_Selected passage_:
Updating the U.S. nuclear weapons arsenal will be the most hotly disputed issue when the House Armed Services Committee considers its defense policy bill in the coming months, the panel’s top Republican says.
HOUSE NDAA MARKUP SET: The House Armed Services Committee plans to mark up the National Defense Authorization Act on April 30, Connor and Lara report, citing four sources familiar with the plans.
“No schedule has been formally announced, but the six House Armed Services subcommittees typically approve their portions of the NDAA the week before the full committee,” they write. “The Senate Armed Services Committee, meanwhile, plans to mark up its version of the bill during the week of May 18. The full Senate is tentatively slated to take up the NDAA in June.”
“This will be, I predict, the probably most contentious issue in this year’s defense authorization bill — about modernizing the stockpile,” Rep. Mac Thornberry said today at the Brookings Institution.

_Listed records_:
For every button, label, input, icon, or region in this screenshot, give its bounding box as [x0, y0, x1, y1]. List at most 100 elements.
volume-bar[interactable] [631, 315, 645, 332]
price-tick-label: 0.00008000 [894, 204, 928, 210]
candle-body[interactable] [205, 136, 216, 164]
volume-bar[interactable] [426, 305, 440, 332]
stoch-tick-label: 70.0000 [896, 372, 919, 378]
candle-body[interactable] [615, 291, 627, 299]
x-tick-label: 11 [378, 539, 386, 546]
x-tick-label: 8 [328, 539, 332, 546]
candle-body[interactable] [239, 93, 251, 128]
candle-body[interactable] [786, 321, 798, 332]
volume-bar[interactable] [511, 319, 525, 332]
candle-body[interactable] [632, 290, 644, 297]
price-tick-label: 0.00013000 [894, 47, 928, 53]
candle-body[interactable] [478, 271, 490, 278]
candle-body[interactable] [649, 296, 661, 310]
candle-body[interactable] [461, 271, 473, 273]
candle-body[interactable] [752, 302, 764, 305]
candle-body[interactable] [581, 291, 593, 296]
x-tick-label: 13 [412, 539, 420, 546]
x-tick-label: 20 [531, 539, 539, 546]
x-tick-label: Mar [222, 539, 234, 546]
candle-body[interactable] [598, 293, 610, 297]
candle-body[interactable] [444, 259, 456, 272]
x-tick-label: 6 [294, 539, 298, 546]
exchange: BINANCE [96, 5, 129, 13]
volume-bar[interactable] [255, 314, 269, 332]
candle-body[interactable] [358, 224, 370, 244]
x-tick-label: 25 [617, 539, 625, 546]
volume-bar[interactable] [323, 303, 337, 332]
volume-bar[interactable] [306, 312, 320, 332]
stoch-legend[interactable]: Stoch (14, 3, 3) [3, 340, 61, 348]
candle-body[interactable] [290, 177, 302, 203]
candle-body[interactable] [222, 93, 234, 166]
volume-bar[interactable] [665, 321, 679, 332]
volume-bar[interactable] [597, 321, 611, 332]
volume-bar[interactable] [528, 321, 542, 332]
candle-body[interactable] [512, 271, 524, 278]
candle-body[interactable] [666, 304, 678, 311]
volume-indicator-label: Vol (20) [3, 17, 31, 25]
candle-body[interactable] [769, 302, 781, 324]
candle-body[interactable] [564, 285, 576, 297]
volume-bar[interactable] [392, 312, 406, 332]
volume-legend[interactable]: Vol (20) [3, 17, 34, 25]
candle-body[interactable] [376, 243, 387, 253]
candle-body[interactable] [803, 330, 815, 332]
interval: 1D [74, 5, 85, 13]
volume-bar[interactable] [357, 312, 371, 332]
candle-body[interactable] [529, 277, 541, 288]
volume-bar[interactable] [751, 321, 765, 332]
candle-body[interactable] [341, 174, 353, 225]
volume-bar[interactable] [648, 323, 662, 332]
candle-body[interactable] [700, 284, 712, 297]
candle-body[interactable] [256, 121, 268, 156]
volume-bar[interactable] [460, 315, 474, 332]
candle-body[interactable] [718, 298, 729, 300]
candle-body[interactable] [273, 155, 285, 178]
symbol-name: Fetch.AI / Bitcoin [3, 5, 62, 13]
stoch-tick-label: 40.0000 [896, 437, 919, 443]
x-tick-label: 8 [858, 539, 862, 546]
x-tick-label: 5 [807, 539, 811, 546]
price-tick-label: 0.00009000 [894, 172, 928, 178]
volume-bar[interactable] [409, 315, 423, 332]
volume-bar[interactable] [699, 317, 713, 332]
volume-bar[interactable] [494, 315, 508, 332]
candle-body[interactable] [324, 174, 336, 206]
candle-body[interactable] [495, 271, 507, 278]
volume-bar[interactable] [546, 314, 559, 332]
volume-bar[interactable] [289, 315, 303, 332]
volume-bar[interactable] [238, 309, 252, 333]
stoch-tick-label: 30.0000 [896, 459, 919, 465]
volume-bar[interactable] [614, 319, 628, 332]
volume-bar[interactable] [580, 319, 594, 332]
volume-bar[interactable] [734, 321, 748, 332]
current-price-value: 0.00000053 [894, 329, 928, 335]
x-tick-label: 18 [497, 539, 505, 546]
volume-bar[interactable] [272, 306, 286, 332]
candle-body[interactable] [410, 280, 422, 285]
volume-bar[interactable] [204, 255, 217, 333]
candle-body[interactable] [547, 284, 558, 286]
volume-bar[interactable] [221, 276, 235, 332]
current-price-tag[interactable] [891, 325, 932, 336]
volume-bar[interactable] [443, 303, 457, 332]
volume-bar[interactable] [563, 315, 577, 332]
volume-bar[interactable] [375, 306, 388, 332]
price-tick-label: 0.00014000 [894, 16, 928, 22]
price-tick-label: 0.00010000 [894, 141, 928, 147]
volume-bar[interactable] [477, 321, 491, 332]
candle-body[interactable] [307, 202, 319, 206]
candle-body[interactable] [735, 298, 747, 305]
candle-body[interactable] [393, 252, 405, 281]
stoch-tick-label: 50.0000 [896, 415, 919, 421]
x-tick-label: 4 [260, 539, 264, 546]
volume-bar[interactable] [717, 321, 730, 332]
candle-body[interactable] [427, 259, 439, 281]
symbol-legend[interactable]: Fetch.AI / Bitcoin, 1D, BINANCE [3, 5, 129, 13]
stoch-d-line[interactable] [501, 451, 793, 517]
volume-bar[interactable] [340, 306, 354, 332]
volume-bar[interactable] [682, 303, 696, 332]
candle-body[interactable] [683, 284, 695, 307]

_Assigned task 1_:
In the NDAA passage, copy the text from "Updating the U.S." to "with the plans.", changing "House Armed Services Committee" to "House defense committee".
_Assigned task 2_:
Please turn the paragraph in the NDAA passage that begins "No schedule has been formally announced" into a short bulleted list that keeps its main facts.
_Assigned task 3_:
According to the NDAA passage, on what date does the House Armed Services Committee plan to mark up the National Defense Authorization Act?

_Written response 1_:
Updating the U.S. nuclear weapons arsenal will be the most hotly disputed issue when the House defense committee considers its defense policy bill in the coming months, the panel’s top Republican says.
HOUSE NDAA MARKUP SET: The House defense committee plans to mark up the National Defense Authorization Act on April 30, Connor and Lara report, citing four sources familiar with the plans.

_Written response 2_:
- No schedule has been formally announced.
- The six House Armed Services subcommittees typically approve their portions of the NDAA the week before the full committee.
- The Senate Armed Services Committee plans to mark up its version of the bill during the week of May 18.
- The full Senate is tentatively slated to take up the NDAA in June.

_Written response 3_:
April 30.